→ Requirement
Reproduce each of the rows below verbatim, omitting the pictures.
----- Information supplied -----
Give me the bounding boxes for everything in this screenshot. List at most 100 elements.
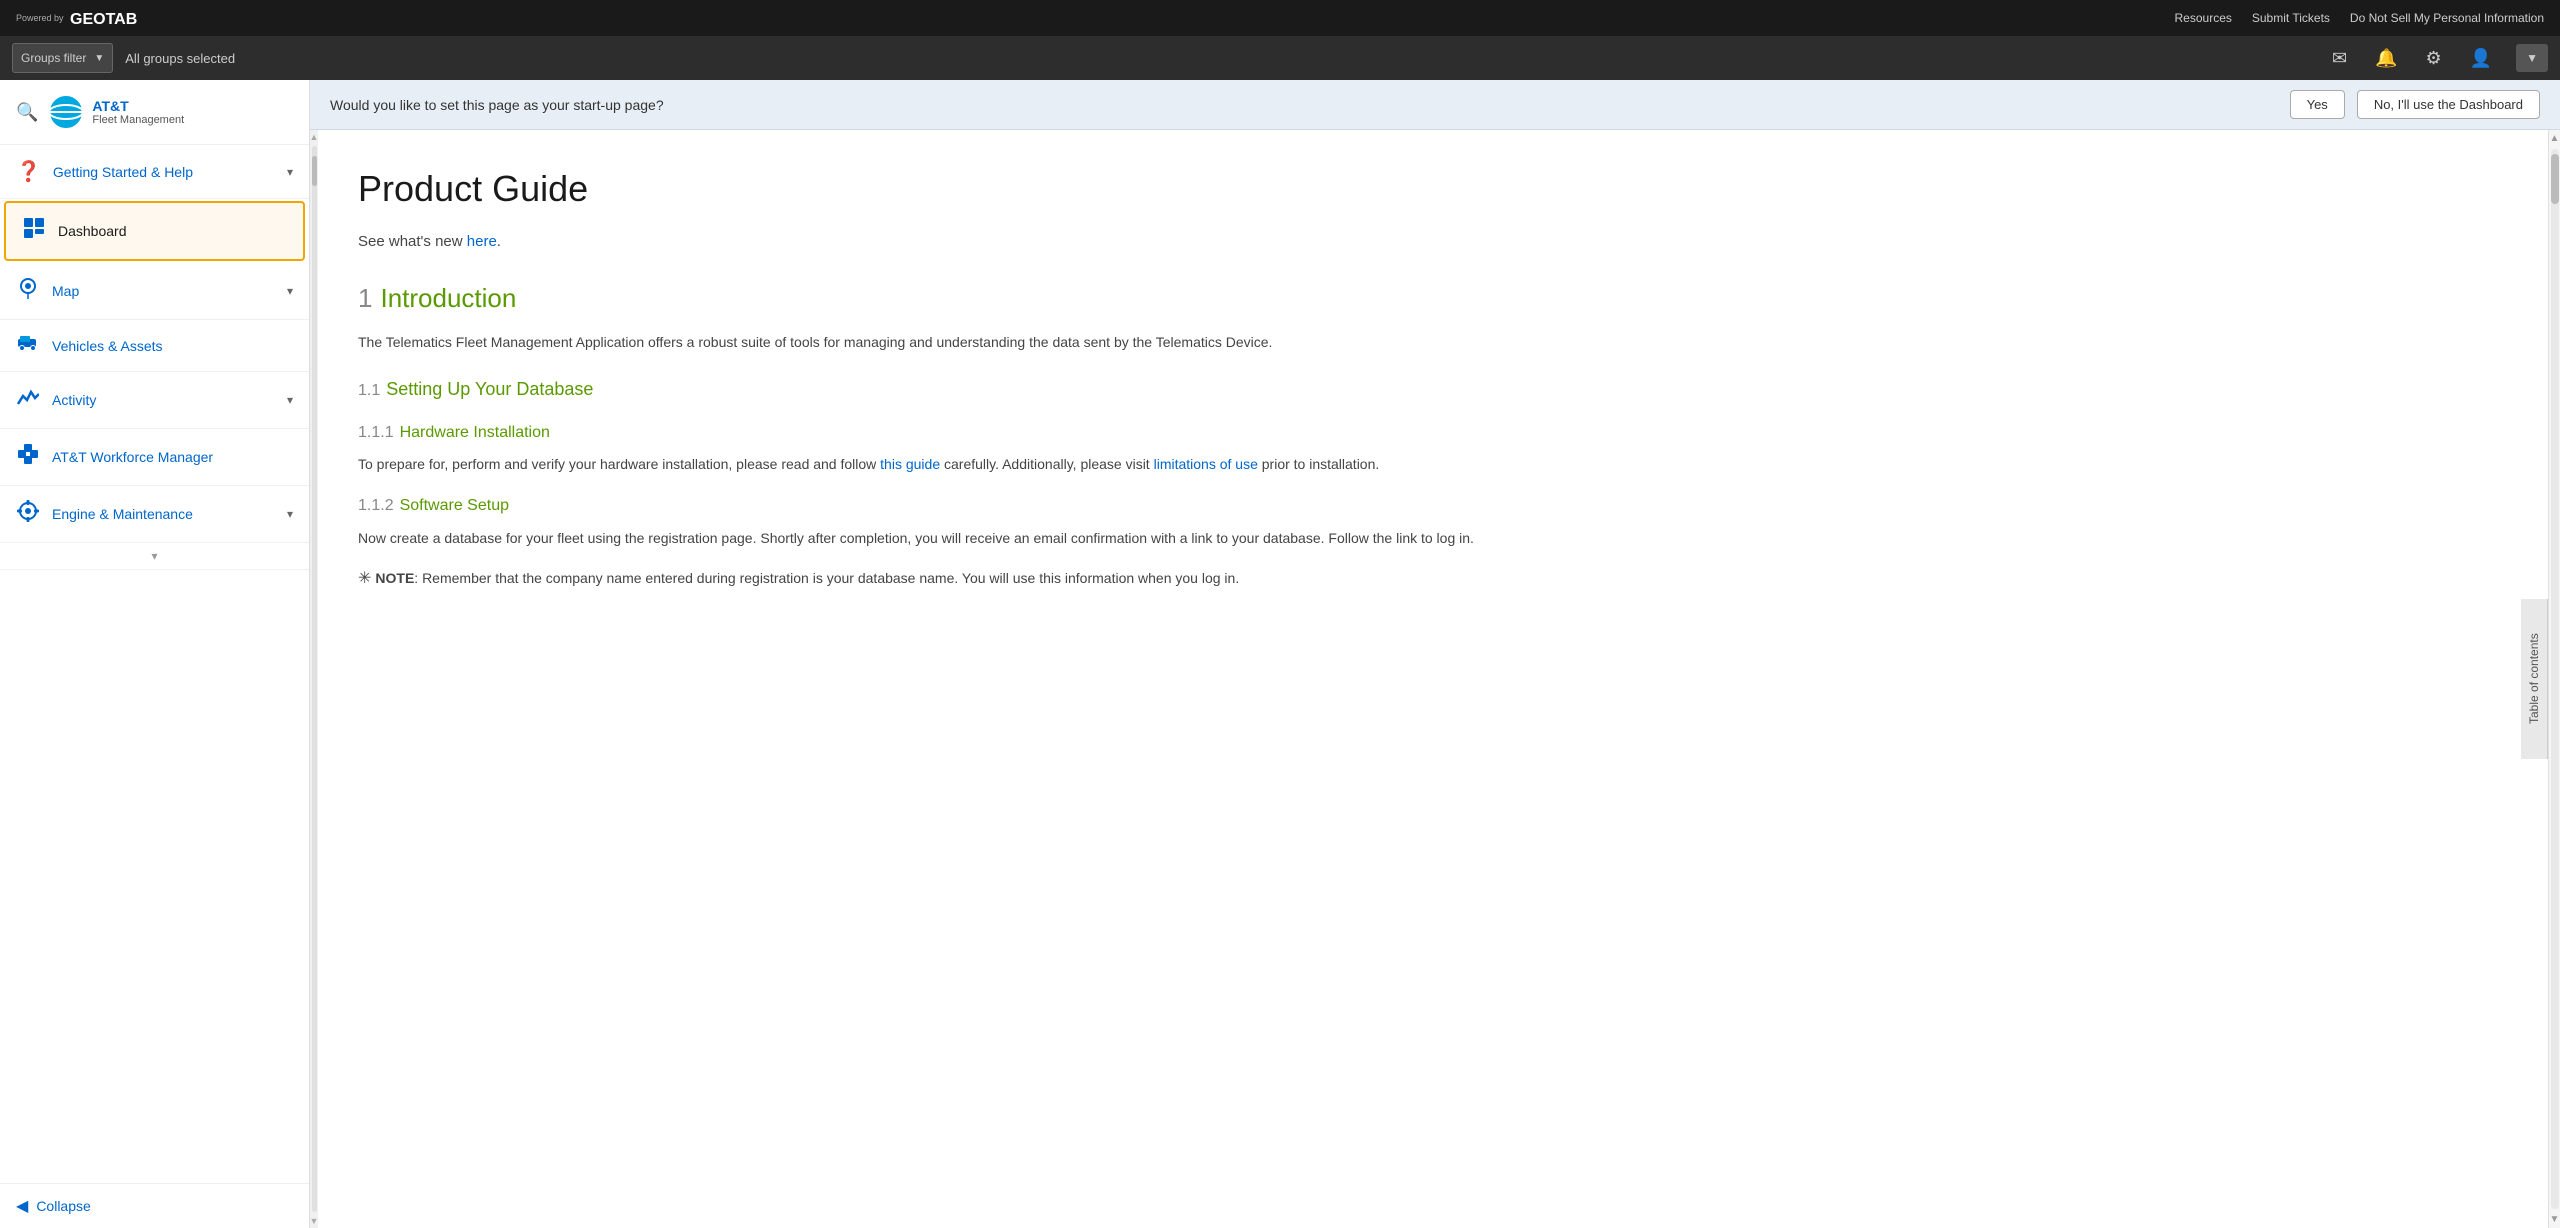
brand-subtitle: Fleet Management — [92, 114, 184, 126]
right-scrollbar[interactable]: ▲ ▼ — [2548, 130, 2560, 1228]
left-scroll-handle — [312, 156, 317, 186]
submit-tickets-link[interactable]: Submit Tickets — [2252, 11, 2330, 25]
here-link[interactable]: here — [467, 233, 497, 250]
sidebar-item-activity[interactable]: Activity ▾ — [0, 372, 309, 429]
scroll-down-indicator: ▾ — [151, 549, 157, 563]
section-1-1-2-number: 1.1.2 — [358, 497, 394, 514]
sidebar-item-label-getting-started: Getting Started & Help — [53, 164, 275, 180]
scroll-down-arrow[interactable]: ▼ — [2547, 1211, 2560, 1228]
section-1-1-2-title: Software Setup — [400, 497, 509, 514]
top-bar: Powered by GEOTAB Resources Submit Ticke… — [0, 0, 2560, 36]
engine-chevron-icon: ▾ — [287, 507, 293, 521]
section-1-header: 1 Introduction — [358, 278, 2470, 320]
note-star: ✳ — [358, 570, 371, 587]
sidebar: 🔍 AT&T Fleet Management ❓ Getting Starte… — [0, 80, 310, 1228]
sidebar-item-label-engine: Engine & Maintenance — [52, 506, 275, 522]
section-1-1-1-number: 1.1.1 — [358, 424, 394, 441]
limitations-link[interactable]: limitations of use — [1154, 456, 1258, 472]
doc-content: Product Guide See what's new here. 1Intr… — [318, 130, 2520, 1228]
vehicles-icon — [16, 334, 40, 357]
toc-area: Table of contents — [2520, 130, 2548, 1228]
workforce-icon — [16, 443, 40, 471]
groups-filter-dropdown[interactable]: Groups filter ▼ — [12, 43, 113, 73]
sidebar-scroll-down[interactable]: ▾ — [0, 543, 309, 570]
brand-logo: AT&T Fleet Management — [48, 94, 184, 130]
user-dropdown-arrow: ▼ — [2526, 51, 2538, 65]
toc-tab[interactable]: Table of contents — [2521, 599, 2548, 759]
section-1-1-header: 1.1 Setting Up Your Database — [358, 375, 2470, 404]
scroll-up-arrow[interactable]: ▲ — [2547, 130, 2560, 147]
geotab-logo: Powered by GEOTAB — [16, 8, 160, 28]
svg-text:GEOTAB: GEOTAB — [70, 11, 137, 28]
bell-icon-button[interactable]: 🔔 — [2371, 44, 2401, 73]
scroll-handle — [2551, 154, 2559, 204]
startup-question-text: Would you like to set this page as your … — [330, 97, 2278, 113]
section-1-1-2-body: Now create a database for your fleet usi… — [358, 527, 2470, 551]
top-bar-left: Powered by GEOTAB — [16, 8, 160, 28]
section-1-1-number: 1.1 — [358, 382, 380, 399]
note-text: : Remember that the company name entered… — [414, 570, 1239, 586]
brand-text: AT&T Fleet Management — [92, 98, 184, 127]
collapse-button[interactable]: ◀ Collapse — [0, 1183, 309, 1228]
user-dropdown[interactable]: ▼ — [2516, 44, 2548, 72]
note-bold: NOTE — [375, 570, 414, 586]
sidebar-item-dashboard[interactable]: Dashboard — [4, 201, 305, 261]
activity-chevron-icon: ▾ — [287, 393, 293, 407]
groups-filter-arrow: ▼ — [94, 53, 104, 64]
sidebar-item-workforce[interactable]: AT&T Workforce Manager — [0, 429, 309, 486]
left-scroll-up[interactable]: ▲ — [310, 130, 320, 144]
this-guide-link[interactable]: this guide — [880, 456, 940, 472]
geotab-wordmark: GEOTAB — [70, 8, 160, 28]
groups-bar: Groups filter ▼ All groups selected ✉ 🔔 … — [0, 36, 2560, 80]
startup-banner: Would you like to set this page as your … — [310, 80, 2560, 130]
sidebar-item-label-dashboard: Dashboard — [58, 223, 287, 239]
sidebar-item-label-vehicles: Vehicles & Assets — [52, 338, 293, 354]
user-icon-button[interactable]: 👤 — [2466, 44, 2496, 73]
map-icon — [16, 277, 40, 305]
section-1-number: 1 — [358, 283, 372, 313]
sidebar-item-vehicles[interactable]: Vehicles & Assets — [0, 320, 309, 372]
sidebar-item-map[interactable]: Map ▾ — [0, 263, 309, 320]
left-scroll-track[interactable] — [312, 146, 317, 1212]
top-bar-right: Resources Submit Tickets Do Not Sell My … — [2175, 11, 2544, 25]
activity-icon — [16, 386, 40, 414]
main-layout: 🔍 AT&T Fleet Management ❓ Getting Starte… — [0, 80, 2560, 1228]
left-scroll-down[interactable]: ▼ — [310, 1214, 320, 1228]
groups-bar-icons: ✉ 🔔 ⚙ 👤 ▼ — [2328, 44, 2548, 73]
note-box: ✳NOTE: Remember that the company name en… — [358, 565, 2470, 592]
sidebar-nav: ❓ Getting Started & Help ▾ Dashboard — [0, 145, 309, 1183]
yes-button[interactable]: Yes — [2290, 90, 2345, 119]
no-dashboard-button[interactable]: No, I'll use the Dashboard — [2357, 90, 2540, 119]
sidebar-item-label-map: Map — [52, 283, 275, 299]
section-1-1-2-header: 1.1.2 Software Setup — [358, 493, 2470, 519]
sidebar-item-label-activity: Activity — [52, 392, 275, 408]
section-1-title: Introduction — [380, 283, 516, 313]
section-1-1-title: Setting Up Your Database — [386, 379, 593, 399]
brand-name: AT&T — [92, 98, 184, 115]
scroll-track[interactable] — [2551, 149, 2559, 1209]
powered-by-text: Powered by — [16, 13, 64, 23]
map-chevron-icon: ▾ — [287, 284, 293, 298]
doc-title: Product Guide — [358, 160, 2470, 218]
search-button[interactable]: 🔍 — [16, 102, 38, 123]
section-1-body: The Telematics Fleet Management Applicat… — [358, 331, 2470, 355]
groups-selected-text: All groups selected — [125, 51, 235, 66]
do-not-sell-link[interactable]: Do Not Sell My Personal Information — [2350, 11, 2544, 25]
section-1-1-1-body: To prepare for, perform and verify your … — [358, 453, 2470, 477]
collapse-label: Collapse — [36, 1198, 90, 1214]
sidebar-header: 🔍 AT&T Fleet Management — [0, 80, 309, 145]
section-1-1-1-header: 1.1.1 Hardware Installation — [358, 420, 2470, 446]
section-1-1-1-title: Hardware Installation — [400, 424, 550, 441]
sidebar-item-getting-started[interactable]: ❓ Getting Started & Help ▾ — [0, 145, 309, 199]
resources-link[interactable]: Resources — [2175, 11, 2232, 25]
groups-filter-label: Groups filter — [21, 51, 86, 65]
settings-icon-button[interactable]: ⚙ — [2422, 44, 2446, 73]
document-area: Table of contents ▲ ▼ ▲ ▼ Product Guide — [310, 130, 2560, 1228]
getting-started-icon: ❓ — [16, 159, 41, 184]
content-area: Would you like to set this page as your … — [310, 80, 2560, 1228]
sidebar-item-label-workforce: AT&T Workforce Manager — [52, 449, 293, 465]
mail-icon-button[interactable]: ✉ — [2328, 44, 2351, 73]
sidebar-item-engine[interactable]: Engine & Maintenance ▾ — [0, 486, 309, 543]
collapse-icon: ◀ — [16, 1196, 28, 1216]
att-logo-icon — [48, 94, 84, 130]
-----
→ Written solution
Give me the bounding boxes for everything in this screenshot. List at most 100 elements.
brand-subtitle: Fleet Management — [92, 114, 184, 126]
right-scrollbar[interactable]: ▲ ▼ — [2548, 130, 2560, 1228]
left-scroll-handle — [312, 156, 317, 186]
submit-tickets-link[interactable]: Submit Tickets — [2252, 11, 2330, 25]
here-link[interactable]: here — [467, 233, 497, 250]
sidebar-item-activity[interactable]: Activity ▾ — [0, 372, 309, 429]
scroll-down-indicator: ▾ — [151, 549, 157, 563]
section-1-1-2-number: 1.1.2 — [358, 497, 394, 514]
sidebar-item-label-getting-started: Getting Started & Help — [53, 164, 275, 180]
scroll-down-arrow[interactable]: ▼ — [2547, 1211, 2560, 1228]
section-1-1-2-title: Software Setup — [400, 497, 509, 514]
top-bar: Powered by GEOTAB Resources Submit Ticke… — [0, 0, 2560, 36]
engine-chevron-icon: ▾ — [287, 507, 293, 521]
section-1-header: 1 Introduction — [358, 278, 2470, 320]
note-star: ✳ — [358, 570, 371, 587]
sidebar: 🔍 AT&T Fleet Management ❓ Getting Starte… — [0, 80, 310, 1228]
sidebar-item-label-engine: Engine & Maintenance — [52, 506, 275, 522]
section-1-1-1-number: 1.1.1 — [358, 424, 394, 441]
limitations-link[interactable]: limitations of use — [1154, 456, 1258, 472]
doc-content: Product Guide See what's new here. 1Intr… — [318, 130, 2520, 1228]
vehicles-icon — [16, 334, 40, 357]
toc-area: Table of contents — [2520, 130, 2548, 1228]
workforce-icon — [16, 443, 40, 471]
groups-filter-dropdown[interactable]: Groups filter ▼ — [12, 43, 113, 73]
sidebar-scroll-down[interactable]: ▾ — [0, 543, 309, 570]
brand-logo: AT&T Fleet Management — [48, 94, 184, 130]
user-dropdown-arrow: ▼ — [2526, 51, 2538, 65]
toc-tab[interactable]: Table of contents — [2521, 599, 2548, 759]
section-1-1-header: 1.1 Setting Up Your Database — [358, 375, 2470, 404]
scroll-up-arrow[interactable]: ▲ — [2547, 130, 2560, 147]
geotab-logo: Powered by GEOTAB — [16, 8, 160, 28]
svg-text:GEOTAB: GEOTAB — [70, 11, 137, 28]
bell-icon-button[interactable]: 🔔 — [2371, 44, 2401, 73]
scroll-handle — [2551, 154, 2559, 204]
startup-question-text: Would you like to set this page as your … — [330, 97, 2278, 113]
section-1-1-2-body: Now create a database for your fleet usi… — [358, 527, 2470, 551]
top-bar-left: Powered by GEOTAB — [16, 8, 160, 28]
section-1-1-number: 1.1 — [358, 382, 380, 399]
note-text: : Remember that the company name entered… — [414, 570, 1239, 586]
brand-text: AT&T Fleet Management — [92, 98, 184, 127]
collapse-button[interactable]: ◀ Collapse — [0, 1183, 309, 1228]
user-dropdown[interactable]: ▼ — [2516, 44, 2548, 72]
note-bold: NOTE — [375, 570, 414, 586]
sidebar-item-dashboard[interactable]: Dashboard — [4, 201, 305, 261]
activity-chevron-icon: ▾ — [287, 393, 293, 407]
groups-filter-arrow: ▼ — [94, 53, 104, 64]
sidebar-item-workforce[interactable]: AT&T Workforce Manager — [0, 429, 309, 486]
left-scroll-up[interactable]: ▲ — [310, 130, 320, 144]
this-guide-link[interactable]: this guide — [880, 456, 940, 472]
geotab-wordmark: GEOTAB — [70, 8, 160, 28]
groups-bar: Groups filter ▼ All groups selected ✉ 🔔 … — [0, 36, 2560, 80]
startup-banner: Would you like to set this page as your … — [310, 80, 2560, 130]
sidebar-item-label-dashboard: Dashboard — [58, 223, 287, 239]
sidebar-item-label-vehicles: Vehicles & Assets — [52, 338, 293, 354]
user-icon-button[interactable]: 👤 — [2466, 44, 2496, 73]
map-icon — [16, 277, 40, 305]
section-1-number: 1 — [358, 283, 372, 313]
sidebar-item-vehicles[interactable]: Vehicles & Assets — [0, 320, 309, 372]
sidebar-item-map[interactable]: Map ▾ — [0, 263, 309, 320]
left-scroll-track[interactable] — [312, 146, 317, 1212]
top-bar-right: Resources Submit Tickets Do Not Sell My … — [2175, 11, 2544, 25]
activity-icon — [16, 386, 40, 414]
main-layout: 🔍 AT&T Fleet Management ❓ Getting Starte… — [0, 80, 2560, 1228]
left-scroll-down[interactable]: ▼ — [310, 1214, 320, 1228]
groups-bar-icons: ✉ 🔔 ⚙ 👤 ▼ — [2328, 44, 2548, 73]
note-box: ✳NOTE: Remember that the company name en… — [358, 565, 2470, 592]
sidebar-nav: ❓ Getting Started & Help ▾ Dashboard — [0, 145, 309, 1183]
yes-button[interactable]: Yes — [2290, 90, 2345, 119]
no-dashboard-button[interactable]: No, I'll use the Dashboard — [2357, 90, 2540, 119]
sidebar-item-label-map: Map — [52, 283, 275, 299]
section-1-1-2-header: 1.1.2 Software Setup — [358, 493, 2470, 519]
sidebar-item-label-activity: Activity — [52, 392, 275, 408]
section-1-title: Introduction — [380, 283, 516, 313]
section-1-1-title: Setting Up Your Database — [386, 379, 593, 399]
brand-name: AT&T — [92, 98, 184, 115]
scroll-track[interactable] — [2551, 149, 2559, 1209]
powered-by-text: Powered by — [16, 13, 64, 23]
map-chevron-icon: ▾ — [287, 284, 293, 298]
doc-title: Product Guide — [358, 160, 2470, 218]
search-button[interactable]: 🔍 — [16, 102, 38, 123]
section-1-body: The Telematics Fleet Management Applicat… — [358, 331, 2470, 355]
groups-selected-text: All groups selected — [125, 51, 235, 66]
do-not-sell-link[interactable]: Do Not Sell My Personal Information — [2350, 11, 2544, 25]
section-1-1-1-body: To prepare for, perform and verify your … — [358, 453, 2470, 477]
collapse-label: Collapse — [36, 1198, 90, 1214]
sidebar-header: 🔍 AT&T Fleet Management — [0, 80, 309, 145]
section-1-1-1-header: 1.1.1 Hardware Installation — [358, 420, 2470, 446]
section-1-1-1-title: Hardware Installation — [400, 424, 550, 441]
sidebar-item-getting-started[interactable]: ❓ Getting Started & Help ▾ — [0, 145, 309, 199]
resources-link[interactable]: Resources — [2175, 11, 2232, 25]
groups-filter-label: Groups filter — [21, 51, 86, 65]
settings-icon-button[interactable]: ⚙ — [2422, 44, 2446, 73]
document-area: Table of contents ▲ ▼ ▲ ▼ Product Guide — [310, 130, 2560, 1228]
getting-started-icon: ❓ — [16, 159, 41, 184]
content-area: Would you like to set this page as your … — [310, 80, 2560, 1228]
sidebar-item-label-workforce: AT&T Workforce Manager — [52, 449, 293, 465]
mail-icon-button[interactable]: ✉ — [2328, 44, 2351, 73]
sidebar-item-engine[interactable]: Engine & Maintenance ▾ — [0, 486, 309, 543]
collapse-icon: ◀ — [16, 1196, 28, 1216]
att-logo-icon — [48, 94, 84, 130]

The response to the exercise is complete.